* **Material for this task**
┌──
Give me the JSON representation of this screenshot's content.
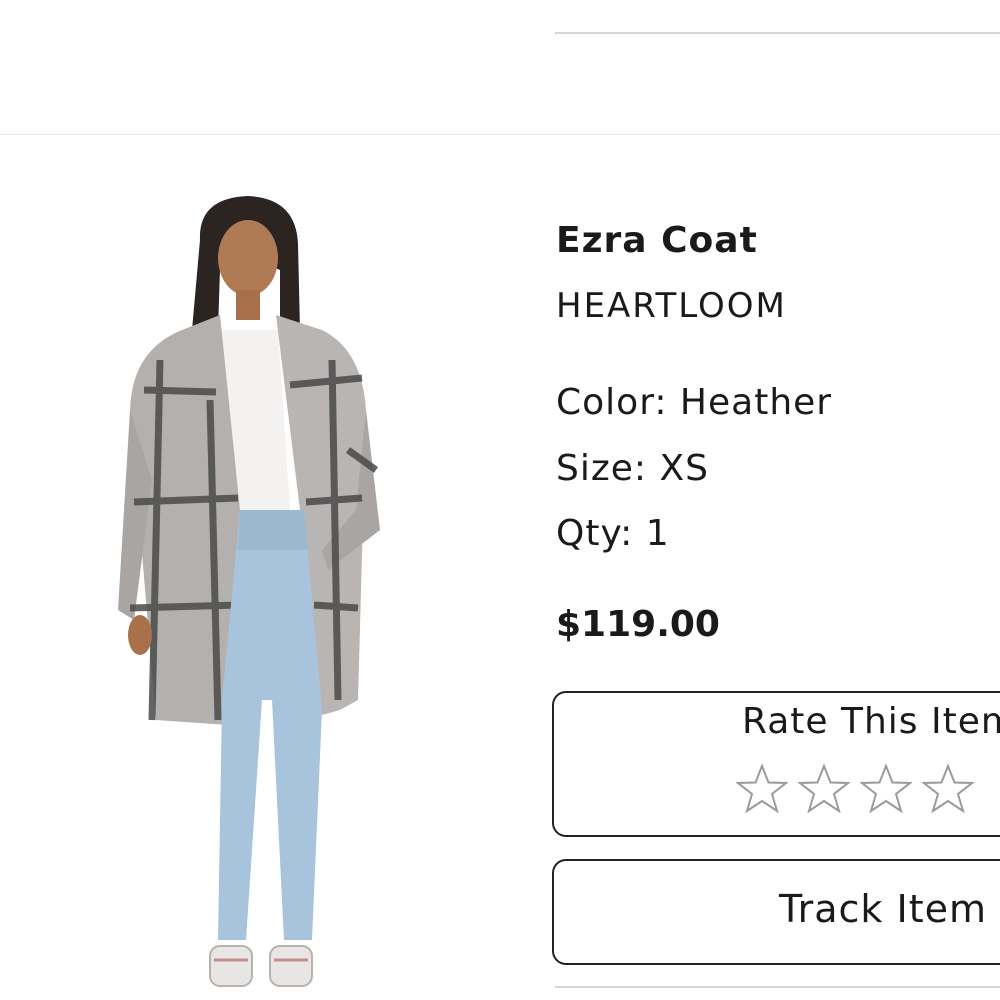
{
  "product": {
    "name": "Ezra Coat",
    "brand": "HEARTLOOM",
    "color_text": "Color: Heather",
    "size_text": "Size: XS",
    "qty_text": "Qty: 1",
    "price": "$119.00"
  },
  "rating": {
    "title": "Rate This Item",
    "value": 0,
    "star_icon": "star-outline-icon"
  },
  "actions": {
    "track_label": "Track Item"
  },
  "colors": {
    "text": "#1a1a1a",
    "divider": "#d6d6d6",
    "border": "#222222",
    "star_stroke": "#9a9a9a"
  }
}
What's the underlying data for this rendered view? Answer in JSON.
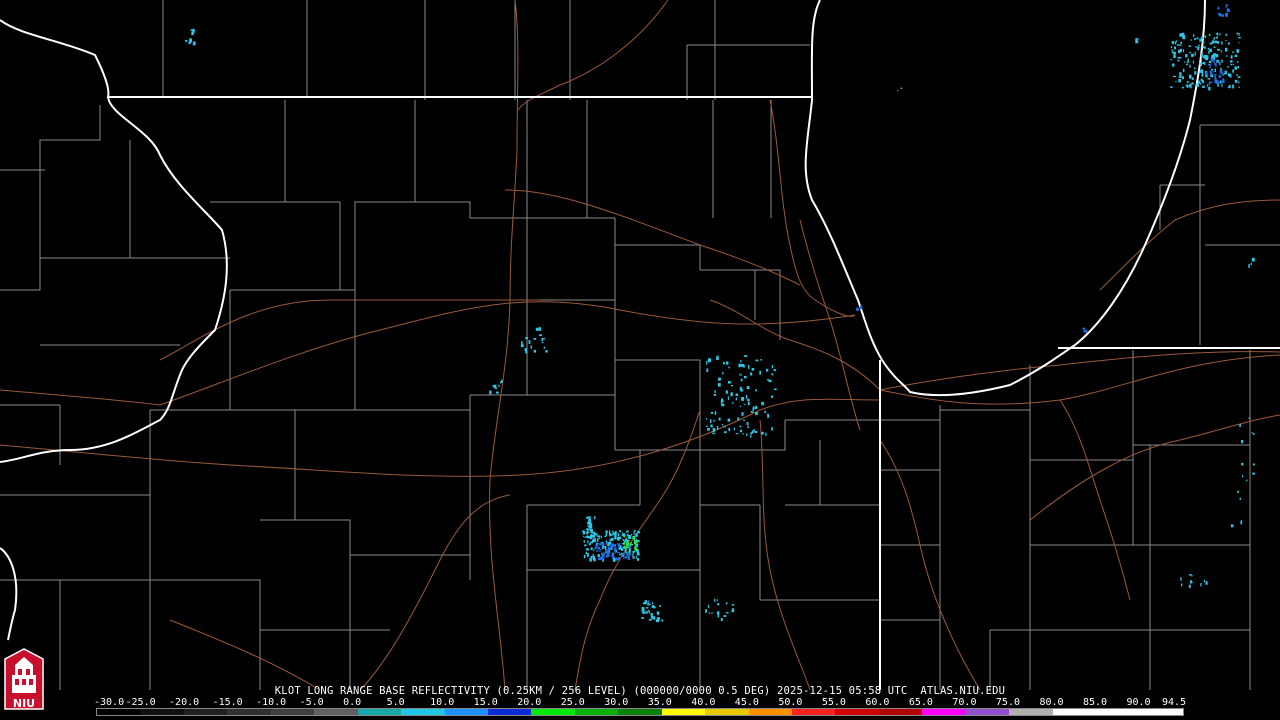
{
  "header": {
    "caption": "KLOT LONG RANGE BASE REFLECTIVITY (0.25KM / 256 LEVEL) (000000/0000 0.5 DEG) 2025-12-15 05:58 UTC  ATLAS.NIU.EDU"
  },
  "logo": {
    "text": "NIU",
    "color": "#c8102e"
  },
  "legend": {
    "values": [
      "-30.0",
      "-25.0",
      "-20.0",
      "-15.0",
      "-10.0",
      "-5.0",
      "0.0",
      "5.0",
      "10.0",
      "15.0",
      "20.0",
      "25.0",
      "30.0",
      "35.0",
      "40.0",
      "45.0",
      "50.0",
      "55.0",
      "60.0",
      "65.0",
      "70.0",
      "75.0",
      "80.0",
      "85.0",
      "90.0",
      "94.5"
    ],
    "colors": [
      "#000000",
      "#101010",
      "#202020",
      "#303030",
      "#404040",
      "#606060",
      "#1aa6a6",
      "#21c8e6",
      "#1e90ff",
      "#0b2bd6",
      "#08e808",
      "#06b006",
      "#068006",
      "#ffff00",
      "#e8c800",
      "#ff9000",
      "#ff2020",
      "#d00000",
      "#b00000",
      "#ff00ff",
      "#9050d0",
      "#b0b0b0",
      "#ffffff",
      "#ffffff",
      "#ffffff"
    ]
  },
  "map": {
    "colors": {
      "state_border": "#ffffff",
      "county_border": "#8a8a8a",
      "highway": "#9a5a3a",
      "echo_light": "#2ec8e6",
      "echo_medium": "#1e6fe0",
      "echo_strong": "#2ee04a"
    }
  }
}
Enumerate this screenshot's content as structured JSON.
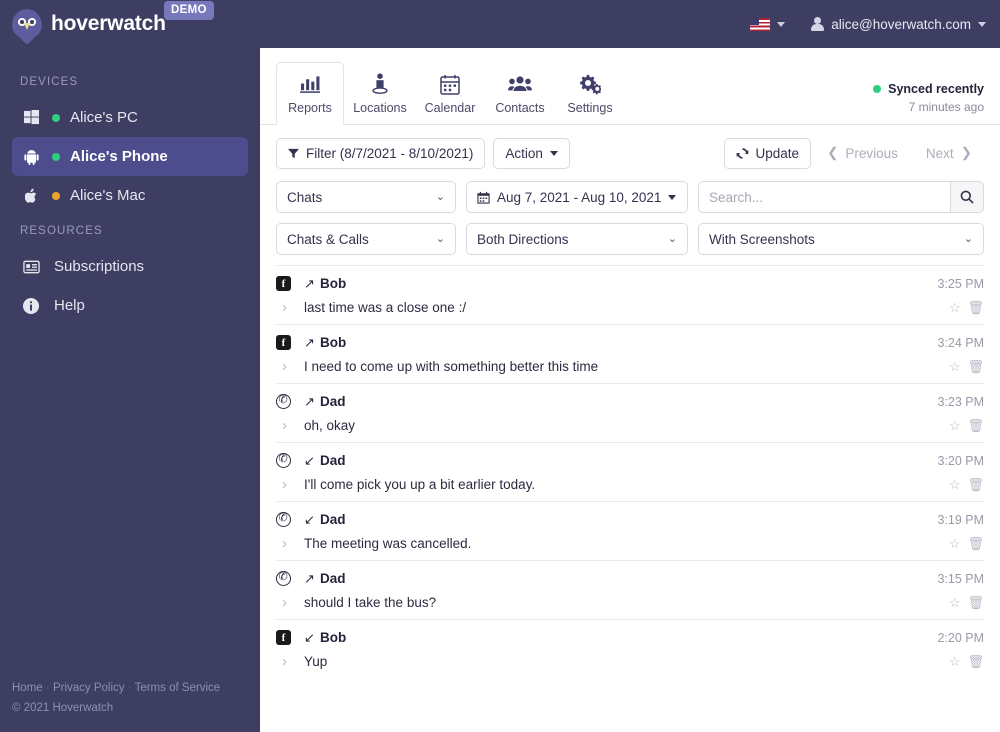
{
  "header": {
    "brand": "hoverwatch",
    "badge": "DEMO",
    "language_icon": "us-flag-icon",
    "user_email": "alice@hoverwatch.com"
  },
  "sidebar": {
    "devices_heading": "DEVICES",
    "devices": [
      {
        "label": "Alice's PC",
        "icon": "windows-icon",
        "status": "green"
      },
      {
        "label": "Alice's Phone",
        "icon": "android-icon",
        "status": "green",
        "active": true
      },
      {
        "label": "Alice's Mac",
        "icon": "apple-icon",
        "status": "orange"
      }
    ],
    "resources_heading": "RESOURCES",
    "resources": [
      {
        "label": "Subscriptions",
        "icon": "subscriptions-icon"
      },
      {
        "label": "Help",
        "icon": "info-icon"
      }
    ],
    "footer": {
      "links": [
        "Home",
        "Privacy Policy",
        "Terms of Service"
      ],
      "separator": "·",
      "copyright": "© 2021 Hoverwatch"
    }
  },
  "tabs": [
    {
      "label": "Reports",
      "icon": "bar-chart-icon",
      "active": true
    },
    {
      "label": "Locations",
      "icon": "person-pin-icon",
      "active": false
    },
    {
      "label": "Calendar",
      "icon": "calendar-icon",
      "active": false
    },
    {
      "label": "Contacts",
      "icon": "users-icon",
      "active": false
    },
    {
      "label": "Settings",
      "icon": "gears-icon",
      "active": false
    }
  ],
  "sync": {
    "status": "Synced recently",
    "time_ago": "7 minutes ago",
    "status_color": "#2fce7f"
  },
  "toolbar": {
    "filter_label": "Filter (8/7/2021 - 8/10/2021)",
    "action_label": "Action",
    "update_label": "Update",
    "previous_label": "Previous",
    "next_label": "Next"
  },
  "filters": {
    "type_select": "Chats",
    "date_range": "Aug 7, 2021 - Aug 10, 2021",
    "search_placeholder": "Search...",
    "search_value": "",
    "category_select": "Chats & Calls",
    "direction_select": "Both Directions",
    "screenshots_select": "With Screenshots"
  },
  "messages": [
    {
      "app": "facebook-icon",
      "direction": "outgoing",
      "name": "Bob",
      "time": "3:25 PM",
      "text": "last time was a close one :/"
    },
    {
      "app": "facebook-icon",
      "direction": "outgoing",
      "name": "Bob",
      "time": "3:24 PM",
      "text": "I need to come up with something better this time"
    },
    {
      "app": "whatsapp-icon",
      "direction": "outgoing",
      "name": "Dad",
      "time": "3:23 PM",
      "text": "oh, okay"
    },
    {
      "app": "whatsapp-icon",
      "direction": "incoming",
      "name": "Dad",
      "time": "3:20 PM",
      "text": "I'll come pick you up a bit earlier today."
    },
    {
      "app": "whatsapp-icon",
      "direction": "incoming",
      "name": "Dad",
      "time": "3:19 PM",
      "text": "The meeting was cancelled."
    },
    {
      "app": "whatsapp-icon",
      "direction": "outgoing",
      "name": "Dad",
      "time": "3:15 PM",
      "text": "should I take the bus?"
    },
    {
      "app": "facebook-icon",
      "direction": "incoming",
      "name": "Bob",
      "time": "2:20 PM",
      "text": "Yup"
    }
  ],
  "glyphs": {
    "outgoing": "↗",
    "incoming": "↙",
    "row_chevron": "›",
    "star": "☆",
    "trash": "🗑",
    "select_chevron": "⌄"
  },
  "colors": {
    "sidebar": "#3e3e63",
    "sidebar_active": "#4d4d8e",
    "badge": "#7878bd",
    "green": "#2fce7f",
    "orange": "#f0a32a"
  }
}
└──
* **What you will do**
Using the data above, write out every line exactly, leaving the images behind.

* **Task result**
Give me the JSON representation of this screenshot's content.
{
  "product": {
    "name": "Ezra Coat",
    "brand": "HEARTLOOM",
    "color_text": "Color: Heather",
    "size_text": "Size: XS",
    "qty_text": "Qty: 1",
    "price": "$119.00"
  },
  "rating": {
    "title": "Rate This Item",
    "value": 0,
    "star_icon": "star-outline-icon"
  },
  "actions": {
    "track_label": "Track Item"
  },
  "colors": {
    "text": "#1a1a1a",
    "divider": "#d6d6d6",
    "border": "#222222",
    "star_stroke": "#9a9a9a"
  }
}
What's the underlying data for this rendered view? Answer in JSON.
{
  "header": {
    "caption": "KLOT LONG RANGE BASE REFLECTIVITY (0.25KM / 256 LEVEL) (000000/0000 0.5 DEG) 2025-12-15 05:58 UTC  ATLAS.NIU.EDU"
  },
  "logo": {
    "text": "NIU",
    "color": "#c8102e"
  },
  "legend": {
    "values": [
      "-30.0",
      "-25.0",
      "-20.0",
      "-15.0",
      "-10.0",
      "-5.0",
      "0.0",
      "5.0",
      "10.0",
      "15.0",
      "20.0",
      "25.0",
      "30.0",
      "35.0",
      "40.0",
      "45.0",
      "50.0",
      "55.0",
      "60.0",
      "65.0",
      "70.0",
      "75.0",
      "80.0",
      "85.0",
      "90.0",
      "94.5"
    ],
    "colors": [
      "#000000",
      "#101010",
      "#202020",
      "#303030",
      "#404040",
      "#606060",
      "#1aa6a6",
      "#21c8e6",
      "#1e90ff",
      "#0b2bd6",
      "#08e808",
      "#06b006",
      "#068006",
      "#ffff00",
      "#e8c800",
      "#ff9000",
      "#ff2020",
      "#d00000",
      "#b00000",
      "#ff00ff",
      "#9050d0",
      "#b0b0b0",
      "#ffffff",
      "#ffffff",
      "#ffffff"
    ]
  },
  "map": {
    "colors": {
      "state_border": "#ffffff",
      "county_border": "#8a8a8a",
      "highway": "#9a5a3a",
      "echo_light": "#2ec8e6",
      "echo_medium": "#1e6fe0",
      "echo_strong": "#2ee04a"
    }
  }
}
Enumerate this screenshot's content as structured JSON.
{
  "header": {
    "brand": "hoverwatch",
    "badge": "DEMO",
    "language_icon": "us-flag-icon",
    "user_email": "alice@hoverwatch.com"
  },
  "sidebar": {
    "devices_heading": "DEVICES",
    "devices": [
      {
        "label": "Alice's PC",
        "icon": "windows-icon",
        "status": "green"
      },
      {
        "label": "Alice's Phone",
        "icon": "android-icon",
        "status": "green",
        "active": true
      },
      {
        "label": "Alice's Mac",
        "icon": "apple-icon",
        "status": "orange"
      }
    ],
    "resources_heading": "RESOURCES",
    "resources": [
      {
        "label": "Subscriptions",
        "icon": "subscriptions-icon"
      },
      {
        "label": "Help",
        "icon": "info-icon"
      }
    ],
    "footer": {
      "links": [
        "Home",
        "Privacy Policy",
        "Terms of Service"
      ],
      "separator": "·",
      "copyright": "© 2021 Hoverwatch"
    }
  },
  "tabs": [
    {
      "label": "Reports",
      "icon": "bar-chart-icon",
      "active": true
    },
    {
      "label": "Locations",
      "icon": "person-pin-icon",
      "active": false
    },
    {
      "label": "Calendar",
      "icon": "calendar-icon",
      "active": false
    },
    {
      "label": "Contacts",
      "icon": "users-icon",
      "active": false
    },
    {
      "label": "Settings",
      "icon": "gears-icon",
      "active": false
    }
  ],
  "sync": {
    "status": "Synced recently",
    "time_ago": "7 minutes ago",
    "status_color": "#2fce7f"
  },
  "toolbar": {
    "filter_label": "Filter (8/7/2021 - 8/10/2021)",
    "action_label": "Action",
    "update_label": "Update",
    "previous_label": "Previous",
    "next_label": "Next"
  },
  "filters": {
    "type_select": "Chats",
    "date_range": "Aug 7, 2021 - Aug 10, 2021",
    "search_placeholder": "Search...",
    "search_value": "",
    "category_select": "Chats & Calls",
    "direction_select": "Both Directions",
    "screenshots_select": "With Screenshots"
  },
  "messages": [
    {
      "app": "facebook-icon",
      "direction": "outgoing",
      "name": "Bob",
      "time": "3:25 PM",
      "text": "last time was a close one :/"
    },
    {
      "app": "facebook-icon",
      "direction": "outgoing",
      "name": "Bob",
      "time": "3:24 PM",
      "text": "I need to come up with something better this time"
    },
    {
      "app": "whatsapp-icon",
      "direction": "outgoing",
      "name": "Dad",
      "time": "3:23 PM",
      "text": "oh, okay"
    },
    {
      "app": "whatsapp-icon",
      "direction": "incoming",
      "name": "Dad",
      "time": "3:20 PM",
      "text": "I'll come pick you up a bit earlier today."
    },
    {
      "app": "whatsapp-icon",
      "direction": "incoming",
      "name": "Dad",
      "time": "3:19 PM",
      "text": "The meeting was cancelled."
    },
    {
      "app": "whatsapp-icon",
      "direction": "outgoing",
      "name": "Dad",
      "time": "3:15 PM",
      "text": "should I take the bus?"
    },
    {
      "app": "facebook-icon",
      "direction": "incoming",
      "name": "Bob",
      "time": "2:20 PM",
      "text": "Yup"
    }
  ],
  "glyphs": {
    "outgoing": "↗",
    "incoming": "↙",
    "row_chevron": "›",
    "star": "☆",
    "trash": "🗑",
    "select_chevron": "⌄"
  },
  "colors": {
    "sidebar": "#3e3e63",
    "sidebar_active": "#4d4d8e",
    "badge": "#7878bd",
    "green": "#2fce7f",
    "orange": "#f0a32a"
  }
}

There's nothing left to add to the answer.